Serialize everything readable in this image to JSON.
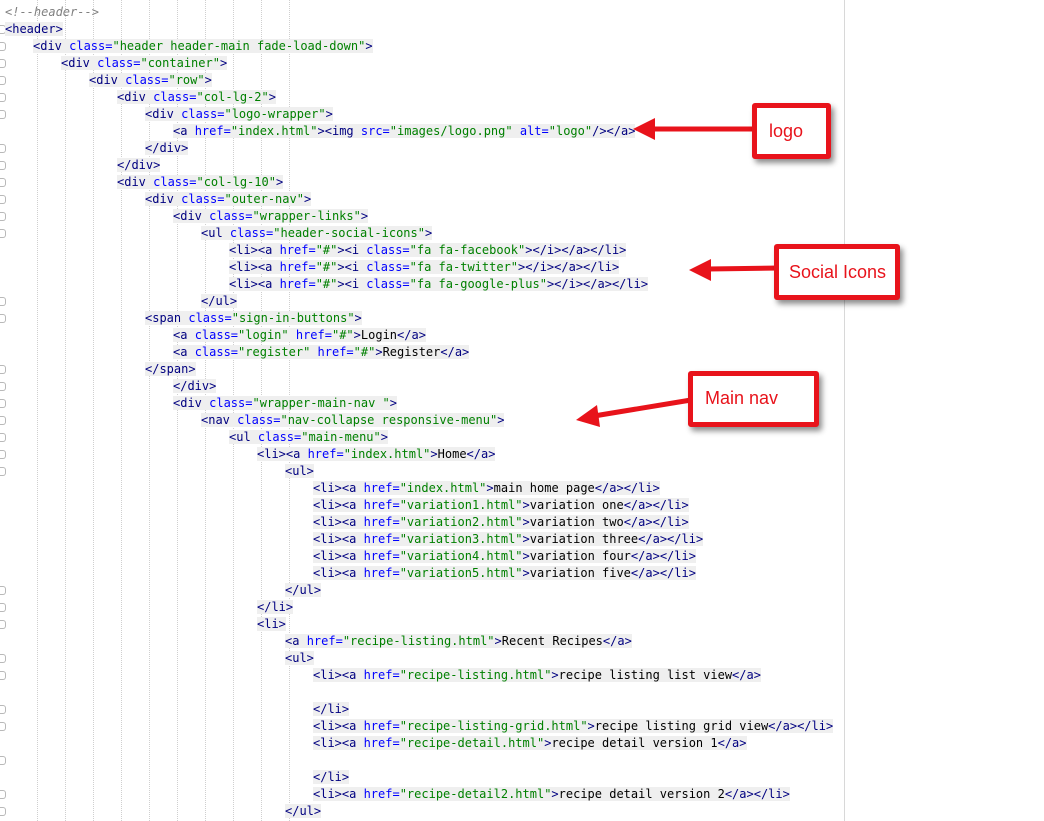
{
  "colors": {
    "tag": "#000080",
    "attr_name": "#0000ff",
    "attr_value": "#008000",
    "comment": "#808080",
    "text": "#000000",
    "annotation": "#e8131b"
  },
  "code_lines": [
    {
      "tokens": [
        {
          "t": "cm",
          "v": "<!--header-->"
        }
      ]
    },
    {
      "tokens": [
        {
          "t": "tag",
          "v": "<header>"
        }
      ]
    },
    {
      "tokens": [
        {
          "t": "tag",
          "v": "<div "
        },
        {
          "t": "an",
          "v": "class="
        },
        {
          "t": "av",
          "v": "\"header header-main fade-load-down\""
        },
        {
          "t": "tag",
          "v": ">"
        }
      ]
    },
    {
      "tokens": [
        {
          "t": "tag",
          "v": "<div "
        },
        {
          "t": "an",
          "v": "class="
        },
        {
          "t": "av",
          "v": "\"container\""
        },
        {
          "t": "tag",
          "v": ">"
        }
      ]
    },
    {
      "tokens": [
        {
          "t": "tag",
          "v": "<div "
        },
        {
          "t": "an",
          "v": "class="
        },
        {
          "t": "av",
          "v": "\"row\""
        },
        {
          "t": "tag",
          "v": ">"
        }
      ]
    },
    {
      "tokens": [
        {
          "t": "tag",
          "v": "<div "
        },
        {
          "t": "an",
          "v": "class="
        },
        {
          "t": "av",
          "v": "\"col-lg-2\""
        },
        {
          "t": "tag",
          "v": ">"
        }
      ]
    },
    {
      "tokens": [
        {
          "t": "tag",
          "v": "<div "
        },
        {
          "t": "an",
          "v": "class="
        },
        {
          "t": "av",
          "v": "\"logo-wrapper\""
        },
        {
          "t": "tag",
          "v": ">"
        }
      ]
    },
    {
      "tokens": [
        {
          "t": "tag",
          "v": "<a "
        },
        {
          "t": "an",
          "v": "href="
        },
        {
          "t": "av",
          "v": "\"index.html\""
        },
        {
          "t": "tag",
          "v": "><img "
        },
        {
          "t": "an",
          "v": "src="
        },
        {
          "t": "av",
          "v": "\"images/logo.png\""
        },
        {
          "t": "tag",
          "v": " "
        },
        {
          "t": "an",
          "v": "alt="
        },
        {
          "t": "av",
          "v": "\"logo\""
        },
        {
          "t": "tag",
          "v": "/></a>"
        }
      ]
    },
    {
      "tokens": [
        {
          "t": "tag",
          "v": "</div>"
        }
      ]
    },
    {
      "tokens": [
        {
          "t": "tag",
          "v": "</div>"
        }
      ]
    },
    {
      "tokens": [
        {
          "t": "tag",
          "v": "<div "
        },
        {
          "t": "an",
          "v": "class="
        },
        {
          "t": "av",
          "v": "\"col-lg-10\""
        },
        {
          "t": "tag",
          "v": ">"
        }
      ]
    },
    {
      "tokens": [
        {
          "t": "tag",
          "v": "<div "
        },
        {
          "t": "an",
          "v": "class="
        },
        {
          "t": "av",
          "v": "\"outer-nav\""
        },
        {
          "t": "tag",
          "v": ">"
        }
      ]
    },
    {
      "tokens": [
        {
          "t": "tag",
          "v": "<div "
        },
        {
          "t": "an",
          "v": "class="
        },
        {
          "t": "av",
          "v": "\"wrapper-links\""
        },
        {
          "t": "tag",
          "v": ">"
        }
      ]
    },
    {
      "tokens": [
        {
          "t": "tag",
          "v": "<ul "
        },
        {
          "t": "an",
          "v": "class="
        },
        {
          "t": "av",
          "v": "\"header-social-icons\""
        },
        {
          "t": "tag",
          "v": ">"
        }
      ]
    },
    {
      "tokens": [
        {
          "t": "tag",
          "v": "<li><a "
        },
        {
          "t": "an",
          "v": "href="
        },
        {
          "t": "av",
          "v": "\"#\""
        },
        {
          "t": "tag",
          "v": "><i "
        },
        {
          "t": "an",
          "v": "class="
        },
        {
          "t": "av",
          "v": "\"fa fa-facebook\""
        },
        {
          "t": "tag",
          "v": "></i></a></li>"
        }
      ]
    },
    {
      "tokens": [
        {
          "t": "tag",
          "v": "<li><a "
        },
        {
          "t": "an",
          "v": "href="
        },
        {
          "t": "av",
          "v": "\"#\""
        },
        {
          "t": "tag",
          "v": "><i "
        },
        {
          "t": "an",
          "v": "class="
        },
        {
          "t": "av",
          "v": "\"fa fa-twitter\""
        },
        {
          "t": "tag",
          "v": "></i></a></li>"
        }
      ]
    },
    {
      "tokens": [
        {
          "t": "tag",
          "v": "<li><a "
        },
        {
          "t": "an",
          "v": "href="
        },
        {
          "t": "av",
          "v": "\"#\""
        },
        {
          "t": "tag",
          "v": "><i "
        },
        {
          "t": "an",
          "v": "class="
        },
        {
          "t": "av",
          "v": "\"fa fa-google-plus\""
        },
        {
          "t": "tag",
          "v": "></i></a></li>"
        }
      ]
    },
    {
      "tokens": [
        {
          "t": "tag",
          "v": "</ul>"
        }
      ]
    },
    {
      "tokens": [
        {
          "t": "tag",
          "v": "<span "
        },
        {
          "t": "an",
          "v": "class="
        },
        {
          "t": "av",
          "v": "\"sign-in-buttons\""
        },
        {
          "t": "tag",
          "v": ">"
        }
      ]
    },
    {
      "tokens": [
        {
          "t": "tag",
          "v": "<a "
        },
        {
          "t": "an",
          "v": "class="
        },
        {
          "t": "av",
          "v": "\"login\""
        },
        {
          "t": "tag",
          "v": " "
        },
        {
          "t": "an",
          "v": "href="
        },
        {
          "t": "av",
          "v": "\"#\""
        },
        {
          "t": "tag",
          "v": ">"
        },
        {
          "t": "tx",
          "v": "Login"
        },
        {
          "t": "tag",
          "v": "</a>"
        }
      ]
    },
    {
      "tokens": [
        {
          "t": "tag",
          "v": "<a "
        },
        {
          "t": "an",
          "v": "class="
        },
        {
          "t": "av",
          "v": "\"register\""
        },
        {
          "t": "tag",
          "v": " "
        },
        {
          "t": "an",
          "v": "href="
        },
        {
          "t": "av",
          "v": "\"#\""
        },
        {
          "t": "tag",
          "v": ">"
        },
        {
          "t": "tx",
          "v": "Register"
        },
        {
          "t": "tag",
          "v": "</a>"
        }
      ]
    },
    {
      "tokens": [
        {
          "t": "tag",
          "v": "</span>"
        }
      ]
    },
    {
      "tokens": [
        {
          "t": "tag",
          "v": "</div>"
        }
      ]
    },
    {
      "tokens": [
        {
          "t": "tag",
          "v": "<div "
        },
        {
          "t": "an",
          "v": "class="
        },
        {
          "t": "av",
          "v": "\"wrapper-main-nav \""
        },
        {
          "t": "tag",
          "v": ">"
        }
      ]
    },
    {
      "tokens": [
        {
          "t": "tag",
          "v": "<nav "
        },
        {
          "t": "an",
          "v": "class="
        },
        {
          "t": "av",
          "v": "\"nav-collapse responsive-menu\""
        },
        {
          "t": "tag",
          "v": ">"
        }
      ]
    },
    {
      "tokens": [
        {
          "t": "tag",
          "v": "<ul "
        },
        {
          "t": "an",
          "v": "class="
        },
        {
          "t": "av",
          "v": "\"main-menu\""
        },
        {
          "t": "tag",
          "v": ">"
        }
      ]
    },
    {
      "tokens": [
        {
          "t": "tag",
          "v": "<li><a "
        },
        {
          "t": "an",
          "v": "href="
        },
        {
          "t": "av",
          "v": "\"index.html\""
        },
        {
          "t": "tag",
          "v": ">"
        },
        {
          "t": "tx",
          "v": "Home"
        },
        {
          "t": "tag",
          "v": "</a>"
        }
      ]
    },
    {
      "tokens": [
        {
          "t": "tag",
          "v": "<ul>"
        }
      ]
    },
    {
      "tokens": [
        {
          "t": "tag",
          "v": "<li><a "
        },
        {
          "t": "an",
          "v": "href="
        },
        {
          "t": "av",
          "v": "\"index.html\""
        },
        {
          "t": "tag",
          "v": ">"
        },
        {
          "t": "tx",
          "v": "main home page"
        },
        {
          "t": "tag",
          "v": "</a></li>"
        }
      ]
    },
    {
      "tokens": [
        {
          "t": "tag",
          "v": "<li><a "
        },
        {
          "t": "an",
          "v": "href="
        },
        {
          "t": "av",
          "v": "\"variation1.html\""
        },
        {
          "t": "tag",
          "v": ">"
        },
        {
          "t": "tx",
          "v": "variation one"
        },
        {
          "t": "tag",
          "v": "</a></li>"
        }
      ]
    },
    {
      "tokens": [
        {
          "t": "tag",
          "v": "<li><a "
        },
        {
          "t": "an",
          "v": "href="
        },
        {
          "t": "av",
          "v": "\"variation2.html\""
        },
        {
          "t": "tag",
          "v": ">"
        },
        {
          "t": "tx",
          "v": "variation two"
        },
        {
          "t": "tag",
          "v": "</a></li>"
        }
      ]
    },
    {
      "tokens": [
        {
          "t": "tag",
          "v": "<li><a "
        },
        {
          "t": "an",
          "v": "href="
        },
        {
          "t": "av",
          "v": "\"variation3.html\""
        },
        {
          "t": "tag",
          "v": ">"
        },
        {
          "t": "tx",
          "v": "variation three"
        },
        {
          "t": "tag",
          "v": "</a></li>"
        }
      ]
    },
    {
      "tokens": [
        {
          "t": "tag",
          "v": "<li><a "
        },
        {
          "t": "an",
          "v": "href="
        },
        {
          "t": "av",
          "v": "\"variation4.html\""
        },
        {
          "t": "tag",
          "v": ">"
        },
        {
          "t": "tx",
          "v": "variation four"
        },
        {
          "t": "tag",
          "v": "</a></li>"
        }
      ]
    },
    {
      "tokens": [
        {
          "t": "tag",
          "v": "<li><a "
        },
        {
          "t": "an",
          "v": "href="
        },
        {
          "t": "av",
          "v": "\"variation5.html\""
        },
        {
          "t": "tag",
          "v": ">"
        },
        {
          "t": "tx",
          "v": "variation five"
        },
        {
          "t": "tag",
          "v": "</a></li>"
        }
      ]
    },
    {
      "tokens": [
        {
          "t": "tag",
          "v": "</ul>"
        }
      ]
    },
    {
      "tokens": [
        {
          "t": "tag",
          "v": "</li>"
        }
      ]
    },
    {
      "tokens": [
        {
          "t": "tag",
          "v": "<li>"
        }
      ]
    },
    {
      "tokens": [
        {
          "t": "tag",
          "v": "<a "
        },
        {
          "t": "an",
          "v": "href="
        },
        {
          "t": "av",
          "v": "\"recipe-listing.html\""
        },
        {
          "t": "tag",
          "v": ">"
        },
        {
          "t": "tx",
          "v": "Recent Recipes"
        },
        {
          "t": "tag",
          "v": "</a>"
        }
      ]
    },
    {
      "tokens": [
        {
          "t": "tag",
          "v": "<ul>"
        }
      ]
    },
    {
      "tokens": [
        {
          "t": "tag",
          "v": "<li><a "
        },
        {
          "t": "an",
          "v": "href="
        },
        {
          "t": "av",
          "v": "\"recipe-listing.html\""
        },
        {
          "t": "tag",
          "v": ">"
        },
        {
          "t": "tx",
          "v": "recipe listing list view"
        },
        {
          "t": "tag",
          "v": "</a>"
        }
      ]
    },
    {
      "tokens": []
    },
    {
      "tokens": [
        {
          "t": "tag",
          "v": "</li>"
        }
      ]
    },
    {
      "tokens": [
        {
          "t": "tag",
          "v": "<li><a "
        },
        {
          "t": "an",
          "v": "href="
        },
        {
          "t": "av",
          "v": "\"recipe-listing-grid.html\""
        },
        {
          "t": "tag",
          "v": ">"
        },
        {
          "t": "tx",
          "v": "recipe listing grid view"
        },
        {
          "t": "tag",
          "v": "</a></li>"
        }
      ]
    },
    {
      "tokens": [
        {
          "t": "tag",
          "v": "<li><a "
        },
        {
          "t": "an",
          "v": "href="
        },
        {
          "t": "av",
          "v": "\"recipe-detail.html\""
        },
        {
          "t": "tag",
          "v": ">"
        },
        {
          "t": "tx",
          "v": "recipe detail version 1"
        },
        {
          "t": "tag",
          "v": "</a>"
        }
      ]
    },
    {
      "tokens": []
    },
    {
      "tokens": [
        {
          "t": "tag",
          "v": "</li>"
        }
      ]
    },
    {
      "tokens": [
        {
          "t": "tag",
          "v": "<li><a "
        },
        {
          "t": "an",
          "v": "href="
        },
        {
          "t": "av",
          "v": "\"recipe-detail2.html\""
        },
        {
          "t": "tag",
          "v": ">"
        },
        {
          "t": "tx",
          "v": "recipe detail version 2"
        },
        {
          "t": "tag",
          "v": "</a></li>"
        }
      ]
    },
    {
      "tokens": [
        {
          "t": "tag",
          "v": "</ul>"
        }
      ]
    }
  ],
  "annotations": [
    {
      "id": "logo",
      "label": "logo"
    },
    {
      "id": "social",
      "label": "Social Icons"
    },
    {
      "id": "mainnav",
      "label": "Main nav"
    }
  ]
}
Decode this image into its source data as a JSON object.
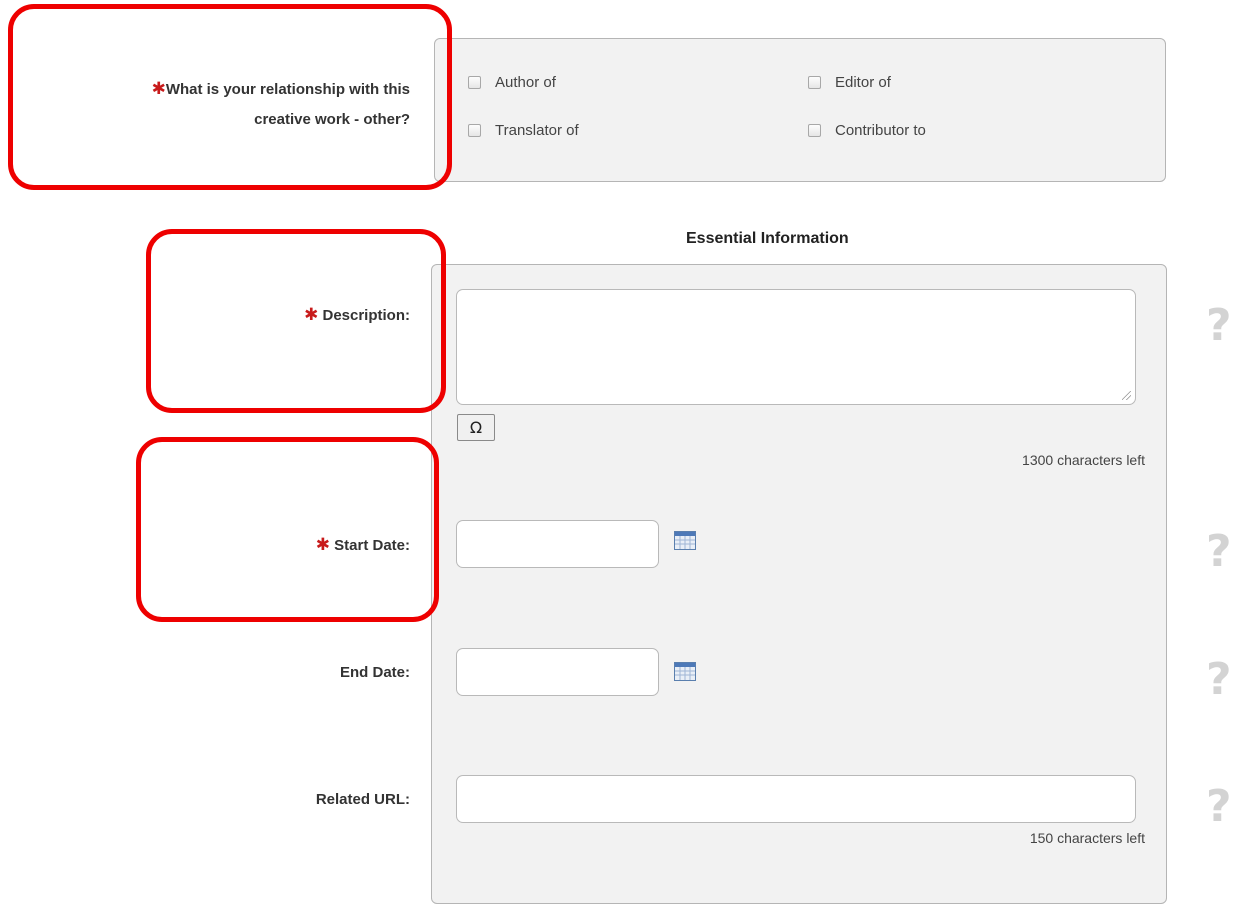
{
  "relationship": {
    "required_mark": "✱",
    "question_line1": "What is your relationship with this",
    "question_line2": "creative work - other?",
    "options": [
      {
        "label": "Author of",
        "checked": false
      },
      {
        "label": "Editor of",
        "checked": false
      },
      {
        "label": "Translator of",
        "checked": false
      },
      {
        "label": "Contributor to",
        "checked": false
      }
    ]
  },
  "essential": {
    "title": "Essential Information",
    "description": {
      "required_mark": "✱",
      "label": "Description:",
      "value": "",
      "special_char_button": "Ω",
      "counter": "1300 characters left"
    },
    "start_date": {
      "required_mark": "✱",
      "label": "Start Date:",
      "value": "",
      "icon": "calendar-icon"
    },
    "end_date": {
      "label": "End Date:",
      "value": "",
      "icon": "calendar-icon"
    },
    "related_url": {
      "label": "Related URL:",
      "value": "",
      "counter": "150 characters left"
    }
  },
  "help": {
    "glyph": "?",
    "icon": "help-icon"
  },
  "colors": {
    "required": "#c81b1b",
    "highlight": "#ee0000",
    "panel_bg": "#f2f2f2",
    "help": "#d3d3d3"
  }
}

---

Work to complete => Select every line in the material above where the string "listing" occurs, and copy it.

Answer to the exercise =>
          "v": "\"recipe-listing.html\""
          "v": "\"recipe-listing.html\""
          "v": "recipe listing list view"
          "v": "\"recipe-listing-grid.html\""
          "v": "recipe listing grid view"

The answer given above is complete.